• [EXERCISE BRIEF]:
Print all of the lines exactly. Any picture among them stays out.

[Figure record extracts]

☆ ☆ ☆ ☆ ☆ ☆ ☆

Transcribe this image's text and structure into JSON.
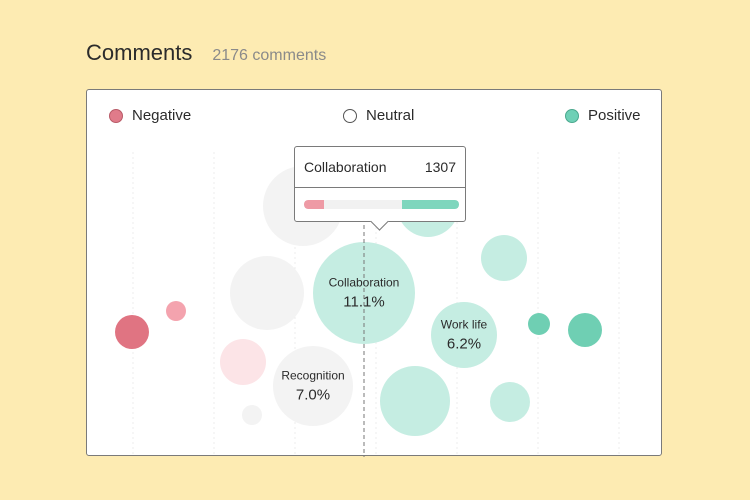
{
  "header": {
    "title": "Comments",
    "count_text": "2176 comments"
  },
  "legend": [
    {
      "label": "Negative",
      "color": "#e07b8a"
    },
    {
      "label": "Neutral",
      "color": "#ffffff"
    },
    {
      "label": "Positive",
      "color": "#6fd0b6"
    }
  ],
  "tooltip": {
    "title": "Collaboration",
    "value": "1307",
    "negative_share": 0.13,
    "positive_share": 0.37,
    "colors": {
      "negative": "#ee9aa5",
      "positive": "#7ed6bd",
      "track": "#f1f1f1"
    }
  },
  "bubble_colors": {
    "negative_strong": "#e07482",
    "negative": "#f4a3ae",
    "negative_light": "#fce4e7",
    "neutral": "#f3f3f3",
    "positive": "#c5ede2",
    "positive_strong": "#6fcfb3"
  },
  "bubbles": [
    {
      "category": "Collaboration",
      "share": "11.1%",
      "tone": "positive"
    },
    {
      "category": "Work life",
      "share": "6.2%",
      "tone": "positive"
    },
    {
      "category": "Recognition",
      "share": "7.0%",
      "tone": "neutral"
    }
  ]
}
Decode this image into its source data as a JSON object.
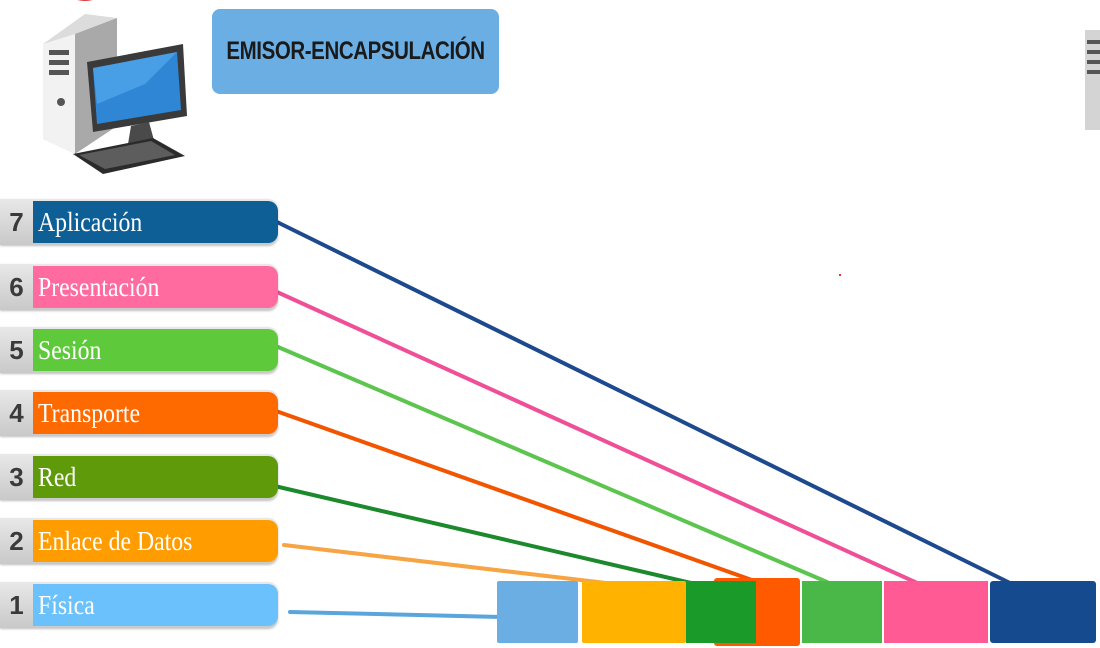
{
  "title": "EMISOR-ENCAPSULACIÓN",
  "layers": [
    {
      "num": "7",
      "name": "Aplicación",
      "color": "#0d5f95"
    },
    {
      "num": "6",
      "name": "Presentación",
      "color": "#ff6b9e"
    },
    {
      "num": "5",
      "name": "Sesión",
      "color": "#5ec93a"
    },
    {
      "num": "4",
      "name": "Transporte",
      "color": "#ff6a00"
    },
    {
      "num": "3",
      "name": "Red",
      "color": "#5e9a0a"
    },
    {
      "num": "2",
      "name": "Enlace de Datos",
      "color": "#ff9d00"
    },
    {
      "num": "1",
      "name": "Física",
      "color": "#6ac1fb"
    }
  ],
  "frame_segment_colors": [
    "#6aaee3",
    "#ffb300",
    "#1a9a28",
    "#ff5a00",
    "#49b848",
    "#ff5a93",
    "#154a8f"
  ],
  "connector_colors": {
    "aplicacion": "#1d4a8f",
    "presentacion": "#ee4f97",
    "sesion": "#5cc54d",
    "transporte": "#f25500",
    "red": "#1c8a2c",
    "enlace": "#f7a544",
    "fisica": "#5aa5dc"
  }
}
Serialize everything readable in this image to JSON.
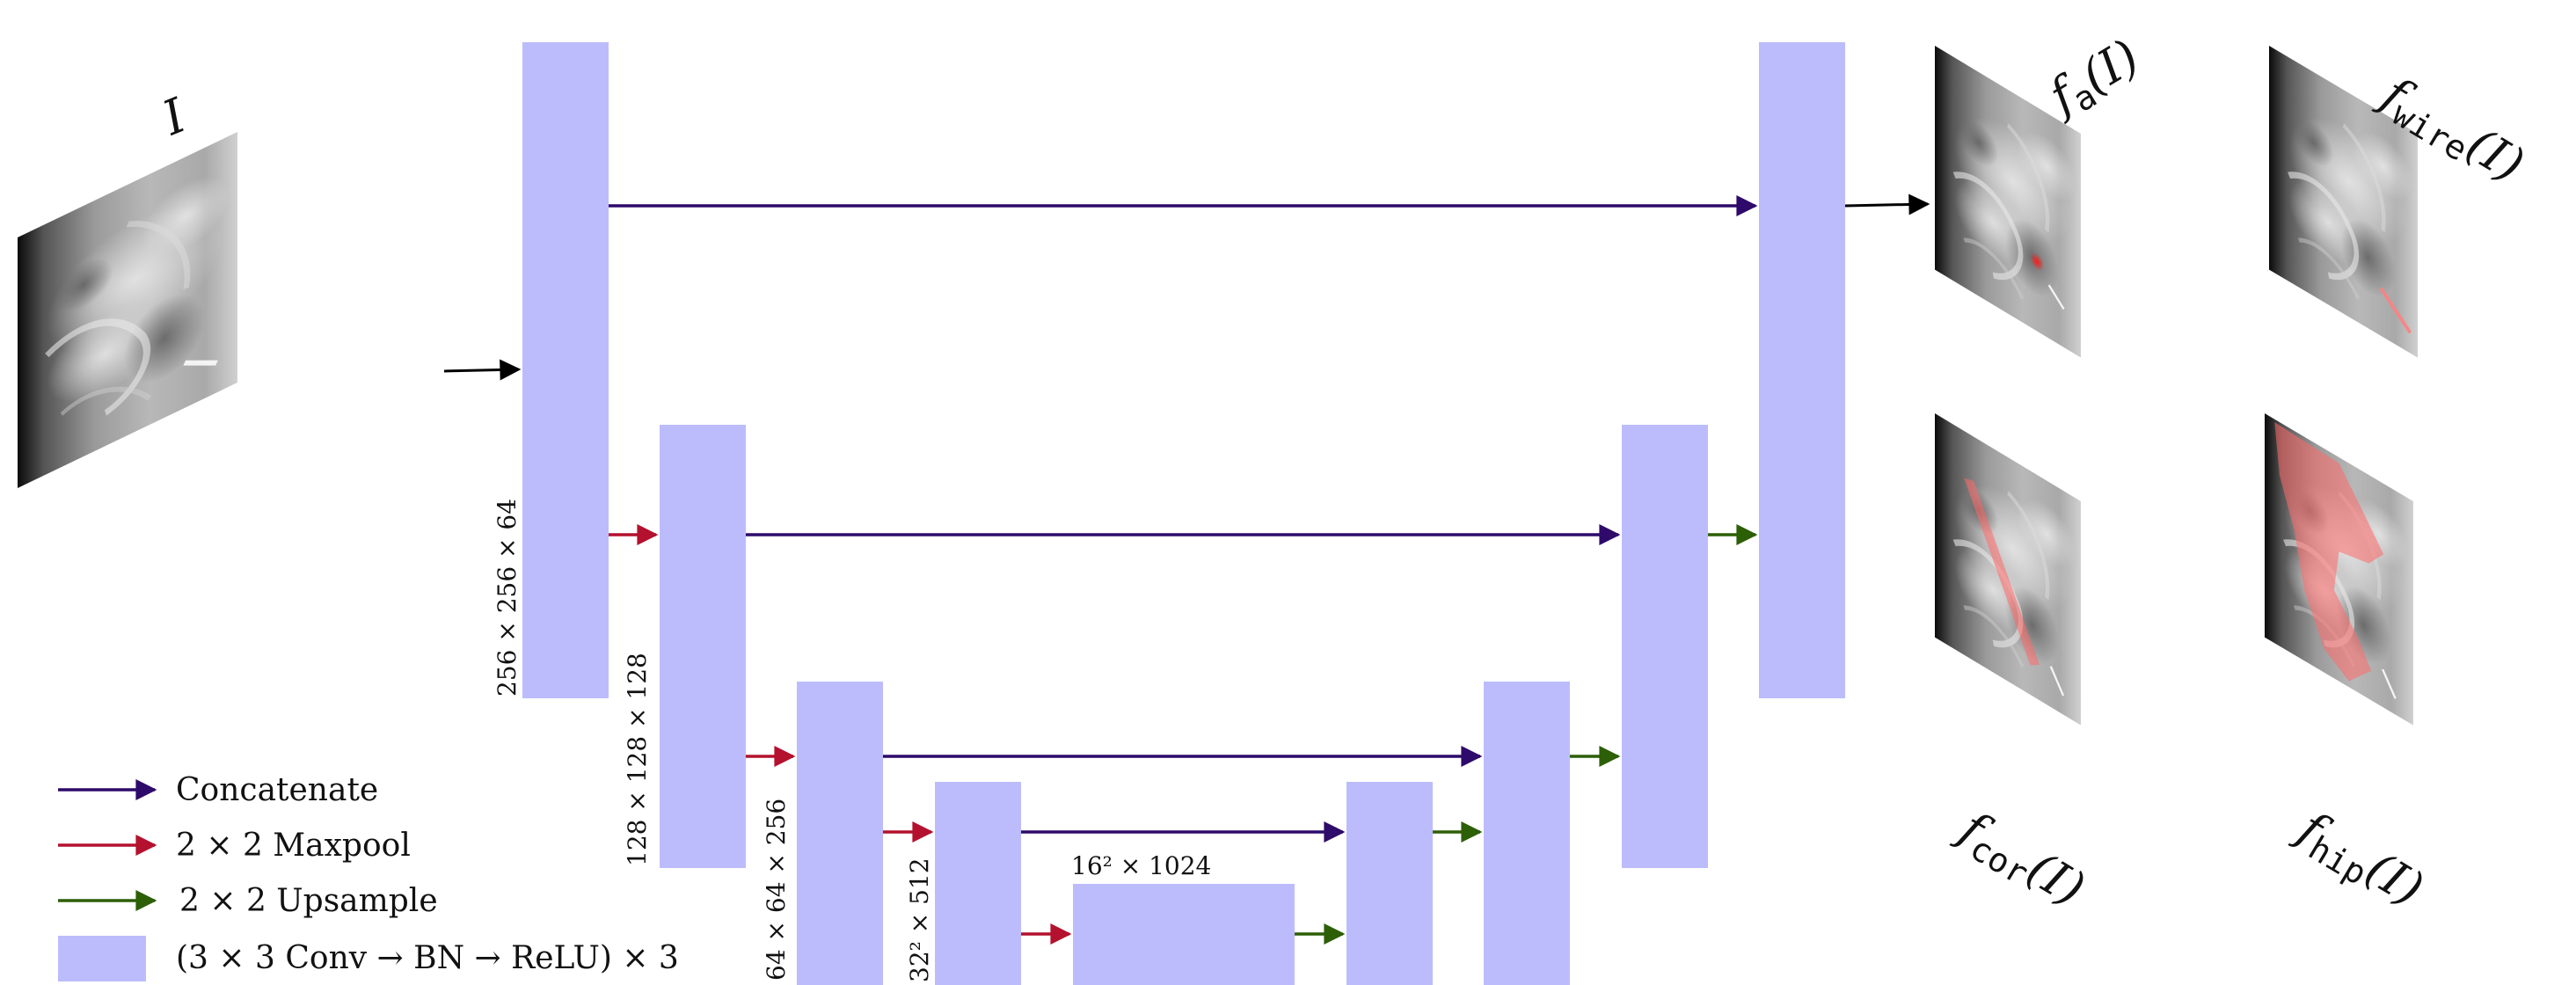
{
  "colors": {
    "block": "#bcbcfd",
    "concat": "#2e0a6b",
    "maxpool": "#b3112e",
    "upsample": "#2c5f06",
    "plain": "#000000",
    "overlay": "#ff6a6a"
  },
  "input": {
    "label": "I"
  },
  "dims": {
    "enc1": "256 × 256 × 64",
    "enc2": "128 × 128 × 128",
    "enc3": "64 × 64 × 256",
    "enc4": "32² × 512",
    "bottleneck": "16² × 1024"
  },
  "outputs": [
    {
      "fn": "f",
      "sub": "a",
      "arg": "(I)",
      "overlay": "landmark"
    },
    {
      "fn": "f",
      "sub": "wire",
      "arg": "(I)",
      "overlay": "wire"
    },
    {
      "fn": "f",
      "sub": "cor",
      "arg": "(I)",
      "overlay": "corridor"
    },
    {
      "fn": "f",
      "sub": "hip",
      "arg": "(I)",
      "overlay": "hip"
    }
  ],
  "legend": [
    {
      "key": "concat",
      "text": "Concatenate",
      "color": "#2e0a6b"
    },
    {
      "key": "maxpool",
      "text": "2 × 2 Maxpool",
      "color": "#b3112e"
    },
    {
      "key": "upsample",
      "text": "2 × 2 Upsample",
      "color": "#2c5f06"
    },
    {
      "key": "block",
      "text": "(3 × 3 Conv → BN → ReLU) × 3",
      "color": "#bcbcfd"
    }
  ]
}
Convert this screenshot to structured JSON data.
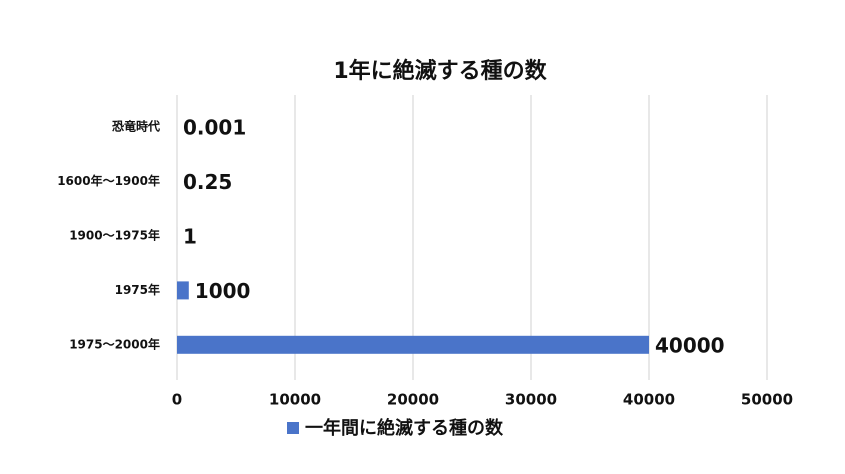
{
  "chart_data": {
    "type": "barh",
    "title": "1年に絶滅する種の数",
    "categories": [
      "恐竜時代",
      "1600年〜1900年",
      "1900〜1975年",
      "1975年",
      "1975〜2000年"
    ],
    "series": [
      {
        "name": "一年間に絶滅する種の数",
        "color": "#4a74c9",
        "values": [
          0.001,
          0.25,
          1,
          1000,
          40000
        ]
      }
    ],
    "xlim": [
      0,
      50000
    ],
    "xticks": [
      0,
      10000,
      20000,
      30000,
      40000,
      50000
    ],
    "grid": true,
    "legend": "bottom"
  }
}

☆ ☆ ☆ ☆ ☆ ☆ ☆

• [EXERCISE ANSWER]:
Transcribe this image's text and structure into JSON.
{
  "header": {
    "title": "Comments",
    "count_text": "2176 comments"
  },
  "legend": [
    {
      "label": "Negative",
      "color": "#e07b8a"
    },
    {
      "label": "Neutral",
      "color": "#ffffff"
    },
    {
      "label": "Positive",
      "color": "#6fd0b6"
    }
  ],
  "tooltip": {
    "title": "Collaboration",
    "value": "1307",
    "negative_share": 0.13,
    "positive_share": 0.37,
    "colors": {
      "negative": "#ee9aa5",
      "positive": "#7ed6bd",
      "track": "#f1f1f1"
    }
  },
  "bubble_colors": {
    "negative_strong": "#e07482",
    "negative": "#f4a3ae",
    "negative_light": "#fce4e7",
    "neutral": "#f3f3f3",
    "positive": "#c5ede2",
    "positive_strong": "#6fcfb3"
  },
  "bubbles": [
    {
      "category": "Collaboration",
      "share": "11.1%",
      "tone": "positive"
    },
    {
      "category": "Work life",
      "share": "6.2%",
      "tone": "positive"
    },
    {
      "category": "Recognition",
      "share": "7.0%",
      "tone": "neutral"
    }
  ]
}
Decode this image into its source data as a JSON object.
{
  "title": "EMISOR-ENCAPSULACIÓN",
  "layers": [
    {
      "num": "7",
      "name": "Aplicación",
      "color": "#0d5f95"
    },
    {
      "num": "6",
      "name": "Presentación",
      "color": "#ff6b9e"
    },
    {
      "num": "5",
      "name": "Sesión",
      "color": "#5ec93a"
    },
    {
      "num": "4",
      "name": "Transporte",
      "color": "#ff6a00"
    },
    {
      "num": "3",
      "name": "Red",
      "color": "#5e9a0a"
    },
    {
      "num": "2",
      "name": "Enlace de Datos",
      "color": "#ff9d00"
    },
    {
      "num": "1",
      "name": "Física",
      "color": "#6ac1fb"
    }
  ],
  "frame_segment_colors": [
    "#6aaee3",
    "#ffb300",
    "#1a9a28",
    "#ff5a00",
    "#49b848",
    "#ff5a93",
    "#154a8f"
  ],
  "connector_colors": {
    "aplicacion": "#1d4a8f",
    "presentacion": "#ee4f97",
    "sesion": "#5cc54d",
    "transporte": "#f25500",
    "red": "#1c8a2c",
    "enlace": "#f7a544",
    "fisica": "#5aa5dc"
  }
}
Serialize everything readable in this image to JSON.
{
  "colors": {
    "block": "#bcbcfd",
    "concat": "#2e0a6b",
    "maxpool": "#b3112e",
    "upsample": "#2c5f06",
    "plain": "#000000",
    "overlay": "#ff6a6a"
  },
  "input": {
    "label": "I"
  },
  "dims": {
    "enc1": "256 × 256 × 64",
    "enc2": "128 × 128 × 128",
    "enc3": "64 × 64 × 256",
    "enc4": "32² × 512",
    "bottleneck": "16² × 1024"
  },
  "outputs": [
    {
      "fn": "f",
      "sub": "a",
      "arg": "(I)",
      "overlay": "landmark"
    },
    {
      "fn": "f",
      "sub": "wire",
      "arg": "(I)",
      "overlay": "wire"
    },
    {
      "fn": "f",
      "sub": "cor",
      "arg": "(I)",
      "overlay": "corridor"
    },
    {
      "fn": "f",
      "sub": "hip",
      "arg": "(I)",
      "overlay": "hip"
    }
  ],
  "legend": [
    {
      "key": "concat",
      "text": "Concatenate",
      "color": "#2e0a6b"
    },
    {
      "key": "maxpool",
      "text": "2 × 2 Maxpool",
      "color": "#b3112e"
    },
    {
      "key": "upsample",
      "text": "2 × 2 Upsample",
      "color": "#2c5f06"
    },
    {
      "key": "block",
      "text": "(3 × 3 Conv → BN → ReLU) × 3",
      "color": "#bcbcfd"
    }
  ]
}
Convert this screenshot to structured JSON data.
{
  "chart_data": {
    "type": "barh",
    "title": "1年に絶滅する種の数",
    "categories": [
      "恐竜時代",
      "1600年〜1900年",
      "1900〜1975年",
      "1975年",
      "1975〜2000年"
    ],
    "series": [
      {
        "name": "一年間に絶滅する種の数",
        "color": "#4a74c9",
        "values": [
          0.001,
          0.25,
          1,
          1000,
          40000
        ]
      }
    ],
    "xlim": [
      0,
      50000
    ],
    "xticks": [
      0,
      10000,
      20000,
      30000,
      40000,
      50000
    ],
    "grid": true,
    "legend": "bottom"
  }
}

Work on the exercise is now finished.